**What is needed**. Write out all of the lines below, exactly and completely.

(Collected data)
begin

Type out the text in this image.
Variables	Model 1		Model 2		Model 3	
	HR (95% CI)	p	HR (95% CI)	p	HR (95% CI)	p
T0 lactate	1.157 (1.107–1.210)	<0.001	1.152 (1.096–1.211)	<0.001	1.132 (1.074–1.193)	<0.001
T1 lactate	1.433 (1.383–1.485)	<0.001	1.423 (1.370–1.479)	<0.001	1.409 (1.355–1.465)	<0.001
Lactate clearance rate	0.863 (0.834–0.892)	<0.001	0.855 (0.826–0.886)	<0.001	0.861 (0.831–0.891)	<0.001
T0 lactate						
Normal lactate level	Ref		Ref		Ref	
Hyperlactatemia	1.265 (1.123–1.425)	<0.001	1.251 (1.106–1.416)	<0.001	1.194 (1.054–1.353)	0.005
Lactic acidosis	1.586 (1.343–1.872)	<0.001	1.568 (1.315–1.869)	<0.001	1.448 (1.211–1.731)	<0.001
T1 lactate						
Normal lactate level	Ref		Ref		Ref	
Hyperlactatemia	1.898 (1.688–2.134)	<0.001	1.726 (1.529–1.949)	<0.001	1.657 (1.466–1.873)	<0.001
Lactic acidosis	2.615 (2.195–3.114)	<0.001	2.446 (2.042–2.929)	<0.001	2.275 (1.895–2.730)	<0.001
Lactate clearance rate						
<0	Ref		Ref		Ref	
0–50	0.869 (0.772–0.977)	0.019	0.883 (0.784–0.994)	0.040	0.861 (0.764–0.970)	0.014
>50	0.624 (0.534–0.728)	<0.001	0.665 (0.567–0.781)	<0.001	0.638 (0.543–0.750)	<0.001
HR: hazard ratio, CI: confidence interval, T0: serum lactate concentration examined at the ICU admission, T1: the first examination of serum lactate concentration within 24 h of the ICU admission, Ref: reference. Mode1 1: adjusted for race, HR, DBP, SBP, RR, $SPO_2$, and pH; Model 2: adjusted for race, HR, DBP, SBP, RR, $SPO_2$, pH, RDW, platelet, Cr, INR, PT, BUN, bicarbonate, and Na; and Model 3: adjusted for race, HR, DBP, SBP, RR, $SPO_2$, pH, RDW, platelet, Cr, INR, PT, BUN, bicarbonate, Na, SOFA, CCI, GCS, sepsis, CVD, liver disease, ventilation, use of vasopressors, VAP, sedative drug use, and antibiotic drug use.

end

**Answer in full**.
Type out the text in this image.
Variables	Model 1		Model 2		Model 3	
	HR (95% CI)	p	HR (95% CI)	p	HR (95% CI)	p
T0 lactate	1.157 (1.107–1.210)	<0.001	1.152 (1.096–1.211)	<0.001	1.132 (1.074–1.193)	<0.001
T1 lactate	1.433 (1.383–1.485)	<0.001	1.423 (1.370–1.479)	<0.001	1.409 (1.355–1.465)	<0.001
Lactate clearance rate	0.863 (0.834–0.892)	<0.001	0.855 (0.826–0.886)	<0.001	0.861 (0.831–0.891)	<0.001
T0 lactate						
Normal lactate level	Ref		Ref		Ref	
Hyperlactatemia	1.265 (1.123–1.425)	<0.001	1.251 (1.106–1.416)	<0.001	1.194 (1.054–1.353)	0.005
Lactic acidosis	1.586 (1.343–1.872)	<0.001	1.568 (1.315–1.869)	<0.001	1.448 (1.211–1.731)	<0.001
T1 lactate						
Normal lactate level	Ref		Ref		Ref	
Hyperlactatemia	1.898 (1.688–2.134)	<0.001	1.726 (1.529–1.949)	<0.001	1.657 (1.466–1.873)	<0.001
Lactic acidosis	2.615 (2.195–3.114)	<0.001	2.446 (2.042–2.929)	<0.001	2.275 (1.895–2.730)	<0.001
Lactate clearance rate						
<0	Ref		Ref		Ref	
0–50	0.869 (0.772–0.977)	0.019	0.883 (0.784–0.994)	0.040	0.861 (0.764–0.970)	0.014
>50	0.624 (0.534–0.728)	<0.001	0.665 (0.567–0.781)	<0.001	0.638 (0.543–0.750)	<0.001
HR: hazard ratio, CI: confidence interval, T0: serum lactate concentration examined at the ICU admission, T1: the first examination of serum lactate concentration within 24 h of the ICU admission, Ref: reference. Mode1 1: adjusted for race, HR, DBP, SBP, RR, $SPO_2$, and pH; Model 2: adjusted for race, HR, DBP, SBP, RR, $SPO_2$, pH, RDW, platelet, Cr, INR, PT, BUN, bicarbonate, and Na; and Model 3: adjusted for race, HR, DBP, SBP, RR, $SPO_2$, pH, RDW, platelet, Cr, INR, PT, BUN, bicarbonate, Na, SOFA, CCI, GCS, sepsis, CVD, liver disease, ventilation, use of vasopressors, VAP, sedative drug use, and antibiotic drug use.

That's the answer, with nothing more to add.